> What to do
Return, unchanged, the lines of the material below from the line containing "person-icon [595,481,629,515]" through the line containing "chevron-right-icon [1040,230,1053,250]", including both of those lines.

> Data in this exercise
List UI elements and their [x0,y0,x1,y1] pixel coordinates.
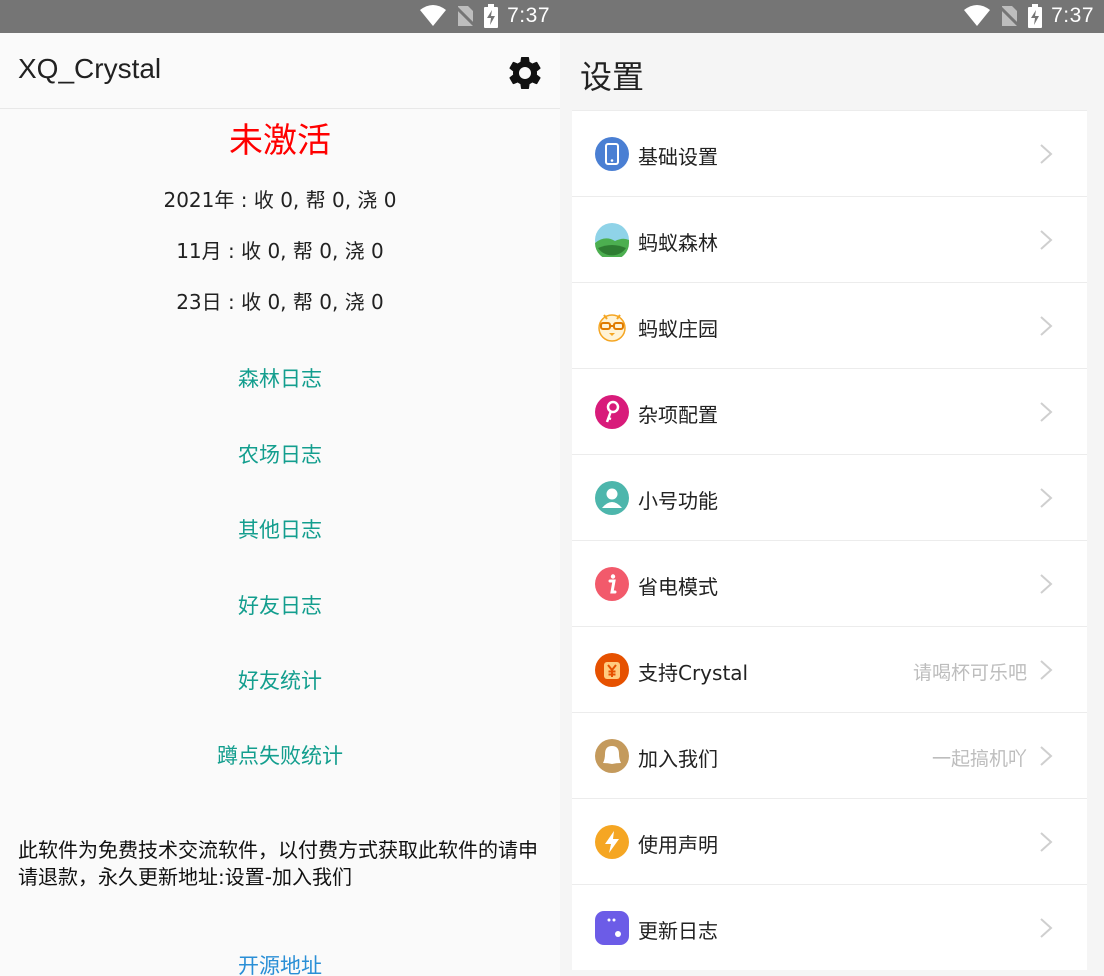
person-icon [595,481,629,515]
wifi-icon [964,5,991,26]
settings-item-forest[interactable]: 蚂蚁森林 [572,196,1087,282]
chevron-right-icon [1040,402,1053,422]
settings-item-label: 杂项配置 [638,403,718,427]
status-time: 7:37 [507,4,550,27]
settings-item-support[interactable]: 支持Crystal 请喝杯可乐吧 [572,626,1087,712]
chevron-right-icon [1040,144,1053,164]
page-title: 设置 [580,58,645,96]
source-link[interactable]: 开源地址 [0,950,560,976]
lightning-icon [595,825,629,859]
chevron-right-icon [1040,488,1053,508]
status-time: 7:37 [1051,4,1094,27]
info-icon [595,567,629,601]
chevron-right-icon [1040,230,1053,250]
settings-screen: 7:37 设置 基础设置 蚂蚁森林 蚂蚁庄园 杂项配置 小号功能 省电模式 支持… [560,0,1104,976]
day-stats: 23日 : 收 0, 帮 0, 浇 0 [176,290,384,314]
settings-item-sub: 一起搞机吖 [931,748,1027,770]
status-bar: 7:37 [560,0,1104,33]
chevron-right-icon [1040,832,1053,852]
settings-item-label: 使用声明 [638,833,718,857]
key-icon [595,395,629,429]
settings-item-misc[interactable]: 杂项配置 [572,368,1087,454]
activation-status: 未激活 [229,121,331,161]
settings-item-label: 蚂蚁森林 [638,231,718,255]
settings-item-sub: 请喝杯可乐吧 [912,662,1027,684]
fail-stats-link[interactable]: 蹲点失败统计 [0,740,560,770]
farm-log-link[interactable]: 农场日志 [0,439,560,469]
chevron-right-icon [1040,660,1053,680]
chevron-right-icon [1040,918,1053,938]
settings-item-power-saving[interactable]: 省电模式 [572,540,1087,626]
qq-icon [595,739,629,773]
no-sim-icon [999,5,1020,27]
app-bar: XQ_Crystal [0,33,560,109]
settings-item-label: 小号功能 [638,489,718,513]
settings-item-label: 蚂蚁庄园 [638,317,718,341]
yen-icon [595,653,629,687]
settings-item-farm[interactable]: 蚂蚁庄园 [572,282,1087,368]
app-title: XQ_Crystal [18,53,162,84]
other-log-link[interactable]: 其他日志 [0,514,560,544]
gear-icon[interactable] [505,53,545,93]
month-stats: 11月 : 收 0, 帮 0, 浇 0 [176,239,384,263]
friend-stats-link[interactable]: 好友统计 [0,665,560,695]
dots-icon [595,911,629,945]
no-sim-icon [455,5,476,27]
battery-charging-icon [484,4,499,28]
chevron-right-icon [1040,574,1053,594]
main-screen: 7:37 XQ_Crystal 未激活 2021年 : 收 0, 帮 0, 浇 … [0,0,560,976]
settings-item-label: 省电模式 [638,575,718,599]
chick-icon [598,314,626,342]
forest-log-link[interactable]: 森林日志 [0,363,560,393]
friend-log-link[interactable]: 好友日志 [0,590,560,620]
settings-item-subaccount[interactable]: 小号功能 [572,454,1087,540]
settings-item-label: 基础设置 [638,145,718,169]
settings-item-label: 支持Crystal [638,661,749,685]
settings-item-changelog[interactable]: 更新日志 [572,884,1087,970]
settings-item-label: 更新日志 [638,919,718,943]
chevron-right-icon [1040,746,1053,766]
settings-item-join-us[interactable]: 加入我们 一起搞机吖 [572,712,1087,798]
forest-icon [595,223,629,257]
settings-item-label: 加入我们 [638,747,718,771]
chevron-right-icon [1040,316,1053,336]
status-bar: 7:37 [0,0,560,33]
year-stats: 2021年 : 收 0, 帮 0, 浇 0 [163,188,397,212]
disclaimer-text: 此软件为免费技术交流软件，以付费方式获取此软件的请申请退款，永久更新地址:设置-… [18,838,538,889]
settings-item-statement[interactable]: 使用声明 [572,798,1087,884]
wifi-icon [420,5,447,26]
phone-icon [595,137,629,171]
battery-charging-icon [1028,4,1043,28]
settings-item-basic[interactable]: 基础设置 [572,110,1087,196]
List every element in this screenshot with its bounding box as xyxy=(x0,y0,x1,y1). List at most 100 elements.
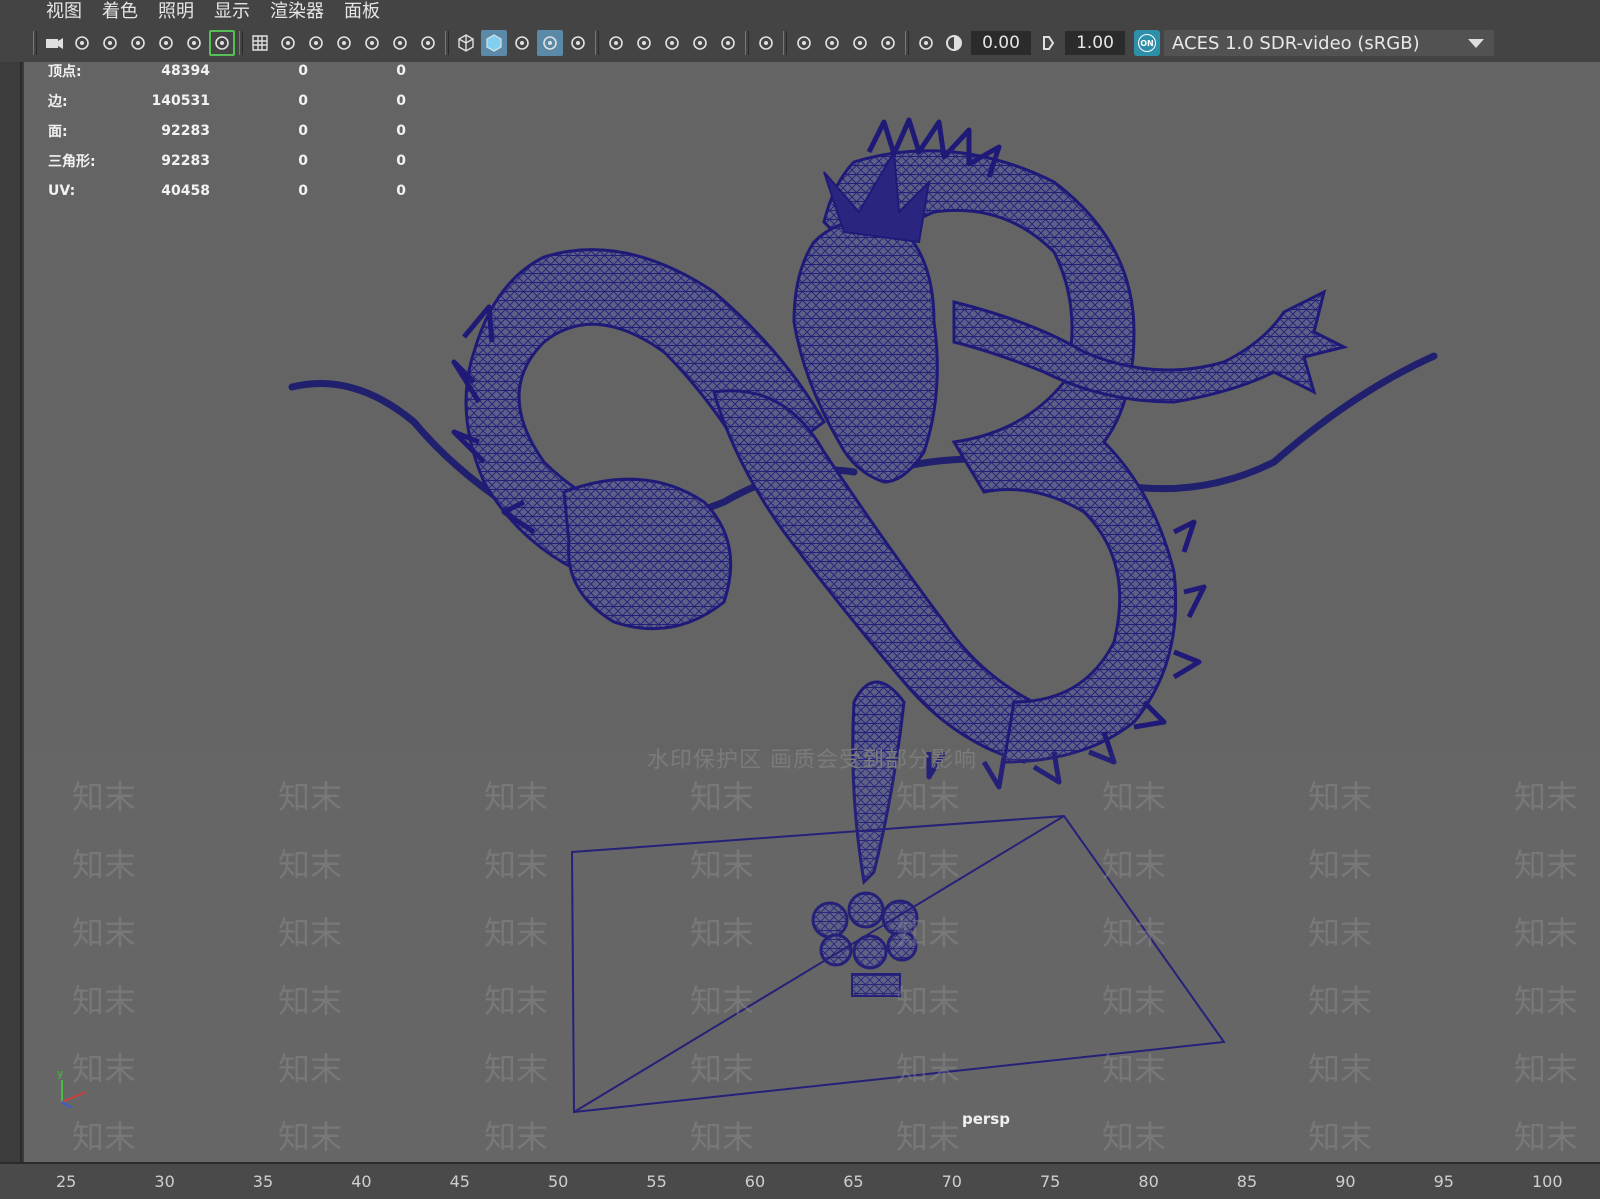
depth-of-field-icon[interactable] xyxy=(753,30,779,56)
menu-item[interactable]: 视图 xyxy=(36,0,92,24)
hud-label: 三角形: xyxy=(48,154,96,170)
watermark-text: 知末 xyxy=(72,778,137,816)
hud-value: 40458 xyxy=(161,183,210,199)
menu-item[interactable]: 面板 xyxy=(334,0,390,24)
exposure-icon[interactable] xyxy=(941,30,967,56)
watermark-text: 知末 xyxy=(1102,778,1167,816)
xray-joints-icon[interactable] xyxy=(875,30,901,56)
hud-value: 92283 xyxy=(161,123,210,139)
hud-label: UV: xyxy=(48,183,76,199)
perspective-viewport[interactable]: y 水印保护区 画质会受到部分影响 知末 知末 知末 知末 知末 知末 知末 知末 知末 知末 知末… xyxy=(24,62,1600,1162)
xray-active-icon[interactable] xyxy=(847,30,873,56)
exposure-field[interactable]: 0.00 xyxy=(971,31,1031,55)
menu-item[interactable]: 着色 xyxy=(92,0,148,24)
camera-icon[interactable] xyxy=(41,30,67,56)
wireframe-icon[interactable] xyxy=(453,30,479,56)
hud-label: 顶点: xyxy=(48,64,82,80)
exposure-icon[interactable] xyxy=(913,30,939,56)
screen-space-ao-icon[interactable] xyxy=(659,30,685,56)
hud-value: 92283 xyxy=(161,153,210,169)
toolbar-separator xyxy=(745,31,749,55)
grid-icon[interactable] xyxy=(247,30,273,56)
hud-col2: 0 xyxy=(298,123,308,139)
watermark-text: 知末 xyxy=(1514,1050,1579,1088)
camera-lock-icon[interactable] xyxy=(97,30,123,56)
smooth-shade-icon[interactable] xyxy=(481,30,507,56)
timeline-tick: 60 xyxy=(744,1172,766,1191)
color-space-value: ACES 1.0 SDR-video (sRGB) xyxy=(1172,32,1420,54)
hud-label: 面: xyxy=(48,124,68,140)
toolbar-separator xyxy=(33,31,37,55)
xray-icon[interactable] xyxy=(819,30,845,56)
color-space-dropdown[interactable]: ACES 1.0 SDR-video (sRGB) xyxy=(1164,30,1494,56)
timeline-tick: 100 xyxy=(1532,1172,1563,1191)
wireframe-on-shaded-icon[interactable] xyxy=(537,30,563,56)
menu-item[interactable]: 显示 xyxy=(204,0,260,24)
gamma-field[interactable]: 1.00 xyxy=(1065,31,1125,55)
multisample-aa-icon[interactable] xyxy=(715,30,741,56)
color-management-toggle[interactable]: ON xyxy=(1134,30,1160,56)
timeline-tick: 30 xyxy=(154,1172,175,1191)
watermark-text: 知末 xyxy=(1514,1118,1579,1156)
menu-item[interactable]: 渲染器 xyxy=(260,0,334,24)
hud-row: 边: 140531 0 0 xyxy=(48,86,406,116)
hud-row: UV: 40458 0 0 xyxy=(48,176,406,206)
watermark-text: 知末 xyxy=(72,846,137,884)
isolate-select-icon[interactable] xyxy=(791,30,817,56)
watermark-text: 知末 xyxy=(1102,914,1167,952)
watermark-text: 知末 xyxy=(690,846,755,884)
toolbar-separator xyxy=(595,31,599,55)
watermark-text: 知末 xyxy=(72,982,137,1020)
watermark-text: 知末 xyxy=(896,982,961,1020)
timeline-tick: 45 xyxy=(449,1172,470,1191)
watermark-text: 知末 xyxy=(896,778,961,816)
watermark-text: 知末 xyxy=(690,1118,755,1156)
resolution-gate-icon[interactable] xyxy=(303,30,329,56)
hud-col2: 0 xyxy=(298,93,308,109)
gamma-icon[interactable] xyxy=(1035,30,1061,56)
use-all-lights-icon[interactable] xyxy=(603,30,629,56)
watermark-text: 知末 xyxy=(1308,778,1373,816)
hud-col3: 0 xyxy=(396,183,406,199)
watermark-text: 知末 xyxy=(72,1050,137,1088)
timeline-tick: 35 xyxy=(252,1172,274,1191)
2d-pan-zoom-icon[interactable] xyxy=(181,30,207,56)
time-slider[interactable]: 25 30 35 40 45 50 55 60 65 70 75 80 85 90 95 100 xyxy=(0,1162,1600,1199)
field-chart-icon[interactable] xyxy=(359,30,385,56)
watermark-text: 知末 xyxy=(484,982,549,1020)
watermark-text: 知末 xyxy=(1308,982,1373,1020)
gate-mask-icon[interactable] xyxy=(331,30,357,56)
timeline-tick: 80 xyxy=(1138,1172,1159,1191)
menu-item[interactable]: 照明 xyxy=(148,0,204,24)
watermark-text: 知末 xyxy=(1102,1118,1167,1156)
toolbar-separator xyxy=(905,31,909,55)
watermark-text: 知末 xyxy=(896,914,961,952)
watermark-text: 知末 xyxy=(896,1050,961,1088)
shadows-icon[interactable] xyxy=(631,30,657,56)
viewport-toolbar: 0.00 1.00 ON ACES 1.0 SDR-video (sRGB) xyxy=(0,24,1600,62)
timeline-tick: 50 xyxy=(548,1172,569,1191)
film-gate-icon[interactable] xyxy=(275,30,301,56)
motion-blur-icon[interactable] xyxy=(687,30,713,56)
watermark-text: 知末 xyxy=(484,846,549,884)
hud-col2: 0 xyxy=(298,183,308,199)
hud-col3: 0 xyxy=(396,93,406,109)
image-plane-icon[interactable] xyxy=(153,30,179,56)
watermark-text: 知末 xyxy=(1308,1050,1373,1088)
bookmark-icon[interactable] xyxy=(125,30,151,56)
toolbar-separator xyxy=(783,31,787,55)
textured-icon[interactable] xyxy=(565,30,591,56)
safe-action-icon[interactable] xyxy=(387,30,413,56)
watermark-text: 知末 xyxy=(278,778,343,816)
hud-col3: 0 xyxy=(396,123,406,139)
grease-pencil-icon[interactable] xyxy=(209,30,235,56)
watermark-text: 知末 xyxy=(1308,914,1373,952)
safe-title-icon[interactable] xyxy=(415,30,441,56)
timeline-tick: 65 xyxy=(843,1172,864,1191)
use-default-material-icon[interactable] xyxy=(509,30,535,56)
watermark-text: 知末 xyxy=(690,982,755,1020)
watermark-text: 知末 xyxy=(1514,982,1579,1020)
watermark-text: 知末 xyxy=(72,1118,137,1156)
watermark-text: 知末 xyxy=(896,846,961,884)
camera-attributes-icon[interactable] xyxy=(69,30,95,56)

> Solution for this exercise
person-icon [595,481,629,515]
wifi-icon [964,5,991,26]
settings-item-forest[interactable]: 蚂蚁森林 [572,196,1087,282]
chevron-right-icon [1040,402,1053,422]
settings-item-label: 杂项配置 [638,403,718,427]
status-time: 7:37 [507,4,550,27]
settings-item-support[interactable]: 支持Crystal 请喝杯可乐吧 [572,626,1087,712]
chevron-right-icon [1040,144,1053,164]
page-title: 设置 [580,58,645,96]
source-link[interactable]: 开源地址 [0,950,560,976]
lightning-icon [595,825,629,859]
chevron-right-icon [1040,488,1053,508]
status-time: 7:37 [1051,4,1094,27]
info-icon [595,567,629,601]
chevron-right-icon [1040,230,1053,250]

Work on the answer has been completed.